Sharing this new development with you feels vulnerable and exciting all at once.  You have been incredibly loyal supporters for years.  I hope we continue to co-journey for many more years, as you continue to receive value through these monthly newsletters and if you ever choose to engage more deeply with your own journey of brilliance.  If it’s not obvious enough, nothing excites me more than this co-creation of brilliance.

Mariette FourmeauxComment
Abundance in failure

Do you remember this guy?

Many of you will remember Billy.  You were there when he closed the first TEDxDonovanCorrectional event in May 2017.  Sweating bullets due to the intense heat we unexpectedly had that day, he delivered his TEDx talk “Rediscovering hope through self-forgiveness”.

What you may not know is that the talk you heard in person or online was only a fraction of his talk.  He unknowingly skipped about ¼ of it.  After speaking of his brother’s murder in retaliation for Billy’s actions and Billy’s subsequent murdering of Jimmy, he was supposed to speak about the accidental death of his beloved cousin Yohun.  The two of them were sitting on their grandmother’s porch and Billy was spinning a gun on his finger.  The gun went off and the bullet killed Yohun, who died in Billy’s arms.  With the death of both his brother and his cousin, the need – and challenge – of self-forgiveness became apparent.

» **WORK TASK 1**:
In the text about Billy's TEDx talk, why was he sweating bullets while he delivered it?
» **WORK TASK 2**:
Pick up the piece about Billy's TEDx talk after its last sentence and keep it going.

Document layout detection entries
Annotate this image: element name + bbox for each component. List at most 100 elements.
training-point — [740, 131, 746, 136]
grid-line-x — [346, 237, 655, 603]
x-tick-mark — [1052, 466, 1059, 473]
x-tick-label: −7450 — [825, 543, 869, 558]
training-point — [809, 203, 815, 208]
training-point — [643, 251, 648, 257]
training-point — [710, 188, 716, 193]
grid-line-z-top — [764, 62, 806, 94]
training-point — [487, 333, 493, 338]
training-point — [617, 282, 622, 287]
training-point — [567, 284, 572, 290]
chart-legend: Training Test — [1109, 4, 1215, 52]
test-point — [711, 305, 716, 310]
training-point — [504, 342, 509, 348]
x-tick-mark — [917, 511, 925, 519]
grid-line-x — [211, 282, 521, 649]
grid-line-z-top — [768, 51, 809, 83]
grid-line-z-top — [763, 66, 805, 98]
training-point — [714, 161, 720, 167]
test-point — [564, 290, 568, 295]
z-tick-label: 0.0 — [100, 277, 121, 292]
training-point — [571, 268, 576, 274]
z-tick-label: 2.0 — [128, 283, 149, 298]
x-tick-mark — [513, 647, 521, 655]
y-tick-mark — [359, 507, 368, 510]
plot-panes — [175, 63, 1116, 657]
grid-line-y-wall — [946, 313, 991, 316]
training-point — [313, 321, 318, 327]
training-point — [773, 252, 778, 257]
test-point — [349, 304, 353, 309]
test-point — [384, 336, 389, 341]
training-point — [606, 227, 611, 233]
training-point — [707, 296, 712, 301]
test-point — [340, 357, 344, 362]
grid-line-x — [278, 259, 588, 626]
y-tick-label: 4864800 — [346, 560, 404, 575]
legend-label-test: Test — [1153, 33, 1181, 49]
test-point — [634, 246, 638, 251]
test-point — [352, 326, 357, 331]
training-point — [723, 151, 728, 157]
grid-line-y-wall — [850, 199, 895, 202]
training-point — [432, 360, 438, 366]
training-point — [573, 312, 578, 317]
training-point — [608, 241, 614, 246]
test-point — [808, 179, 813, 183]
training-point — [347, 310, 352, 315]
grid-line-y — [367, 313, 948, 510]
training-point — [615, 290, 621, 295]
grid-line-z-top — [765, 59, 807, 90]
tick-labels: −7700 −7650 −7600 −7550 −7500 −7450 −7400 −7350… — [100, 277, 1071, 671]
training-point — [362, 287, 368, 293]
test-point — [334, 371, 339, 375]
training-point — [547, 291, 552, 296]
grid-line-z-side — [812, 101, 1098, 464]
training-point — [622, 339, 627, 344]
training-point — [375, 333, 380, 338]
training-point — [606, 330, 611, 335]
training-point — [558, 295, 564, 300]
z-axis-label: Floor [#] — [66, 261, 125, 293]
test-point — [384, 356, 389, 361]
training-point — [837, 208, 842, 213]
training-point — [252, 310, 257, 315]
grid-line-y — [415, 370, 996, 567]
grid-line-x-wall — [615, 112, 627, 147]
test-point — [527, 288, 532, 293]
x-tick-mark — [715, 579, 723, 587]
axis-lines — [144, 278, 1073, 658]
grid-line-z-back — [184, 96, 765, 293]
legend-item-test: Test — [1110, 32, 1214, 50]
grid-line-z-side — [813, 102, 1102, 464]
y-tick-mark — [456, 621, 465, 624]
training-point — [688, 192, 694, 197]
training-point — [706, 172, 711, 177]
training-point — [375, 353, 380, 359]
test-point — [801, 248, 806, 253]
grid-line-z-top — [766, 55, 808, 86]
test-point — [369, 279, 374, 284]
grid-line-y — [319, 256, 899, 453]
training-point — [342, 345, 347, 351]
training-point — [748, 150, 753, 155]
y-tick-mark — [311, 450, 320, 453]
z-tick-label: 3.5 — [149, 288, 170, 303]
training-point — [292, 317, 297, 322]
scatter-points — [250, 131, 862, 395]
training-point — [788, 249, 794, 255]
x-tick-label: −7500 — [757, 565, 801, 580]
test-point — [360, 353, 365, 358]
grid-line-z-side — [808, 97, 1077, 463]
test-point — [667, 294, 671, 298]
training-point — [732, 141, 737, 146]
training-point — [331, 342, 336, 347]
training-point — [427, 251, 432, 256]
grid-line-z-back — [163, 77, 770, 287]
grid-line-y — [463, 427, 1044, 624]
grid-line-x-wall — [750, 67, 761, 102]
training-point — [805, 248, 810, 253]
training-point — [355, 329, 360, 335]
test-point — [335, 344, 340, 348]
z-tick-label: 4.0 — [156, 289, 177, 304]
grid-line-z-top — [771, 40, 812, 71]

» **RESPONSE BOX 1**:
He was sweating bullets because of the intense heat that unexpectedly came that day.

» **RESPONSE BOX 2**:
Billy didn’t realize he had skipped the part about Yohun until after the TEDx event.  I wondered how he was going to respond to this.  With anger and shame for having missed this important part and “dishonoring” the memory of Yohun?  With understanding and acceptance that it happened exactly as it was meant to?  Seeing what didn’t happen or seeing what did?

It wasn’t until the following Tuesday that I had a chance to speak to him about it.  Billy came up to me and said “Mariette, I skipped the part about Yohun.”  “I know.  What did you feel when you realized this?” Billy answered: “This is Yohun’s way of saying ‘it’s time to let go.’”

Oh wow.  Not only had Billy accepted the fact that he hadn’t delivered the talk he had been preparing for four months, he also received the insight from this miss.  Billy had seen that there is a gift in our challenges.  When things don’t go our way, we have a choice to see the lack in what didn’t happen or to see the abundance in what did.

Shortly after his TEDx talk, Billy was transferred to another prison.  Which, per prison rules, cut off any contact with him.  This is one of the hardest things about prison: the ripping apart of relationships that have been built over months and years, often without forewarning or ability to say good-bye.

As suddenly as he’d “disappeared,” Billy “reappeared” a few weeks ago – almost six years after I last saw him – after a judge resentenced him to the 33 years of time served with no parole.  Within days of his release, I had the privilege of getting a message from him.  Then a phone call.  Then FaceTime.  

My heart skipped a beat when I saw him.  I walk this funky tight rope of continuously holding many of the folks from our circle in my heart, while simultaneously releasing if or when I may see them ever again.  Any time my heart aches to know how they’re doing, I send them love, trusting they’re supported, right where they’re at.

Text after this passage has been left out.